======== DATASET CONTENT

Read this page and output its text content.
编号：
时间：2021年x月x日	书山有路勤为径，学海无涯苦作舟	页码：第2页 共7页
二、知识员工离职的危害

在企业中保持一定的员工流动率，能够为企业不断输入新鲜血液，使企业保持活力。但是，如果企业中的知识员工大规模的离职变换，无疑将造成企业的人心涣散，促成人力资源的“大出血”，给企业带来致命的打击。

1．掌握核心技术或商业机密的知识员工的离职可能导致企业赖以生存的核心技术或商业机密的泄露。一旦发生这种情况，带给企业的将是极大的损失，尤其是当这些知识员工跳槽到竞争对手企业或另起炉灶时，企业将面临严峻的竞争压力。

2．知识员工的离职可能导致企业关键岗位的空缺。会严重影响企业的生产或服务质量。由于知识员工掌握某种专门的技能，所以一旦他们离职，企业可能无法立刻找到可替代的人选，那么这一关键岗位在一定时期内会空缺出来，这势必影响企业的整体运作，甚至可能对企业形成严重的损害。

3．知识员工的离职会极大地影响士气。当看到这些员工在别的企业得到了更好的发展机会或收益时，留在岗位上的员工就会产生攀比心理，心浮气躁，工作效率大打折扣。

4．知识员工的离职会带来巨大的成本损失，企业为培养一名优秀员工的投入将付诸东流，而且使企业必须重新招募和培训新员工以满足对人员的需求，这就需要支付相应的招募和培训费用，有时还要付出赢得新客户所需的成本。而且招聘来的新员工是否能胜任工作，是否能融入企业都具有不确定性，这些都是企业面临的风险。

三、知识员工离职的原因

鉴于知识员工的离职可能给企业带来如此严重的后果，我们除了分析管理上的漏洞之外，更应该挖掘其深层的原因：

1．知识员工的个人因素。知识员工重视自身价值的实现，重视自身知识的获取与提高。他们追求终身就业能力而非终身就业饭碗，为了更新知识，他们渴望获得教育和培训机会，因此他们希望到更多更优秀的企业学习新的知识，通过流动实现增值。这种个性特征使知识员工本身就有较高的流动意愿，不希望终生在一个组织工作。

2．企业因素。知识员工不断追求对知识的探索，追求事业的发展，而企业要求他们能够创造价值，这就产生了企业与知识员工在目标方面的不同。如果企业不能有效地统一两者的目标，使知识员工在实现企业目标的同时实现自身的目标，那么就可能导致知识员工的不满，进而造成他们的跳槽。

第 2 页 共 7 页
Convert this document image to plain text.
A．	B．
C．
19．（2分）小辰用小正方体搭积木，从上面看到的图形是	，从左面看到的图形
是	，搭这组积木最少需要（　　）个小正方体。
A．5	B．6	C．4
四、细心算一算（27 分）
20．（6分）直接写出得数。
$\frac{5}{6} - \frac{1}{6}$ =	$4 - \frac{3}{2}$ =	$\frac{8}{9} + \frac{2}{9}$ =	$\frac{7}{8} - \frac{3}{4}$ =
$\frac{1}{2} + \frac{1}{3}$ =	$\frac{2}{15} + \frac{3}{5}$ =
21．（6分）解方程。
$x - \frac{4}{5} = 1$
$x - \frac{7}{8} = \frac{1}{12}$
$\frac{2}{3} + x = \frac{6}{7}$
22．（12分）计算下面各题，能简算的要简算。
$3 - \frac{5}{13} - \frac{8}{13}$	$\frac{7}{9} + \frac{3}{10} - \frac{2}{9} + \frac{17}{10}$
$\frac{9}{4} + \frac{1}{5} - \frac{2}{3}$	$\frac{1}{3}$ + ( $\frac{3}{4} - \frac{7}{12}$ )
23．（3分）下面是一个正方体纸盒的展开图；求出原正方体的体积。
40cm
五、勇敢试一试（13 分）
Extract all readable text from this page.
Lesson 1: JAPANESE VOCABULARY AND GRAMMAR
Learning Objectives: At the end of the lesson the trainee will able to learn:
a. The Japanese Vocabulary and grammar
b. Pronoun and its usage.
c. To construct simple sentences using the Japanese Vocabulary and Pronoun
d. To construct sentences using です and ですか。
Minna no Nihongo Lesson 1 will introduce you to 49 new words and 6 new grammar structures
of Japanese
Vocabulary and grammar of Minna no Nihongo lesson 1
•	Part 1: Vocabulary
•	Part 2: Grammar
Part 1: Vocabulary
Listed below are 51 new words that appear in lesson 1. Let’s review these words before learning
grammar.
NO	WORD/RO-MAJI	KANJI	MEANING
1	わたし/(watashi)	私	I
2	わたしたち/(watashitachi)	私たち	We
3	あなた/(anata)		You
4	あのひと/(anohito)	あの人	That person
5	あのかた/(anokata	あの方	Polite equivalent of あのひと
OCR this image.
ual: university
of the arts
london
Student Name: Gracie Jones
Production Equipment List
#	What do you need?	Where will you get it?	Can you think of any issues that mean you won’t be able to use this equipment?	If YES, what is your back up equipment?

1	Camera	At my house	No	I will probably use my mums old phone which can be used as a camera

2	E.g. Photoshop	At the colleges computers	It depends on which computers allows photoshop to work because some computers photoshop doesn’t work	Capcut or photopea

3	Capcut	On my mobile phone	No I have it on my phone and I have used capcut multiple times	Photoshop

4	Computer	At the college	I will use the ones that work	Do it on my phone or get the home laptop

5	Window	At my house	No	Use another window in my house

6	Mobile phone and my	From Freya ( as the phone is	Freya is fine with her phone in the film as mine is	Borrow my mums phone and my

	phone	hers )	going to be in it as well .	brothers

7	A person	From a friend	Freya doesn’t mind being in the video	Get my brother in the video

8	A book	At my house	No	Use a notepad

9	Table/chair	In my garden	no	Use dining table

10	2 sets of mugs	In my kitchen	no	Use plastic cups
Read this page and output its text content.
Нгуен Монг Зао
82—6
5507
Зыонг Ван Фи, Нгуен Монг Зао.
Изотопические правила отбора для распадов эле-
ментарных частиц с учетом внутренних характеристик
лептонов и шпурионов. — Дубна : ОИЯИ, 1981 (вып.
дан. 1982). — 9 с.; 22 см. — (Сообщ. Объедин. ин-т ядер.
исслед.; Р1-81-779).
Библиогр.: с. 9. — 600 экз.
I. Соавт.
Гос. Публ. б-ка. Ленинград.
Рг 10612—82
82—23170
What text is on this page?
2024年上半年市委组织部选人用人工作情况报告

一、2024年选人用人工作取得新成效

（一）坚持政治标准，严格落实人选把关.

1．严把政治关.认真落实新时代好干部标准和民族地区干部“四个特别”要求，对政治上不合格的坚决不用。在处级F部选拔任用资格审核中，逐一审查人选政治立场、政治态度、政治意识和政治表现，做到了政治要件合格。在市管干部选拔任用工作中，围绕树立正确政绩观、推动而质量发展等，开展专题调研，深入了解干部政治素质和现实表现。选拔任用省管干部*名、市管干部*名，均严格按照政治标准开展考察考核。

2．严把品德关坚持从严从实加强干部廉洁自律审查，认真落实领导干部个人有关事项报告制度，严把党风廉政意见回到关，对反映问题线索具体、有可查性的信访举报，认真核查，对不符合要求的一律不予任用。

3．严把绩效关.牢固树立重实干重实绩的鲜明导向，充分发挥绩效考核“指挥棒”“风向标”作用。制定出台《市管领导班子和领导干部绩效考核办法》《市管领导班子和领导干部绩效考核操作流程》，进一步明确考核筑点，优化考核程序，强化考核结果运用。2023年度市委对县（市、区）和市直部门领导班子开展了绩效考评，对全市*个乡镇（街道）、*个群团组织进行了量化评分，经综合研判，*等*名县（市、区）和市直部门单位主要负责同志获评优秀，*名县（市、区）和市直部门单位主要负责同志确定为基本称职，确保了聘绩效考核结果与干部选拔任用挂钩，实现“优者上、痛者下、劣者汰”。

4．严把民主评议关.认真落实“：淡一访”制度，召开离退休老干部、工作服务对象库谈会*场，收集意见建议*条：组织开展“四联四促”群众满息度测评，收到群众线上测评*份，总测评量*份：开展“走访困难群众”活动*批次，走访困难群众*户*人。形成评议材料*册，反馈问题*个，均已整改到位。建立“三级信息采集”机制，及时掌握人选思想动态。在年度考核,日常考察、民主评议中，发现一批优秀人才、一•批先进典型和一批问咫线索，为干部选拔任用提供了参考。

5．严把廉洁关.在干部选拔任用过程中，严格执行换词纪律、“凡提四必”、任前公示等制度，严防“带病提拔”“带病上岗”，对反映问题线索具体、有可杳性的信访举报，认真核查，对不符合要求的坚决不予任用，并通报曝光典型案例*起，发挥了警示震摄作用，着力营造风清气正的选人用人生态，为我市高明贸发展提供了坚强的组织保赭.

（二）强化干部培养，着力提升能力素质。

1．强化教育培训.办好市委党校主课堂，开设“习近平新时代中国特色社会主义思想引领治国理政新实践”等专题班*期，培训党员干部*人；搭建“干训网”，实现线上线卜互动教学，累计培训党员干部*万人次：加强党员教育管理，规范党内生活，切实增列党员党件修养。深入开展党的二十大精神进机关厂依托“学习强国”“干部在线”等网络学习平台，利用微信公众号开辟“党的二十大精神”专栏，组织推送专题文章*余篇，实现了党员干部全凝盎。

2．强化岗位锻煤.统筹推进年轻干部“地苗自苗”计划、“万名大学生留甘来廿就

================

### [WHAT THE TASK ASKS]
For each line of the entries that includes "construct", show that line.

### [THE REPLY]
c. To construct simple sentences using the Japanese Vocabulary and Pronoun
d. To construct sentences using です and ですか。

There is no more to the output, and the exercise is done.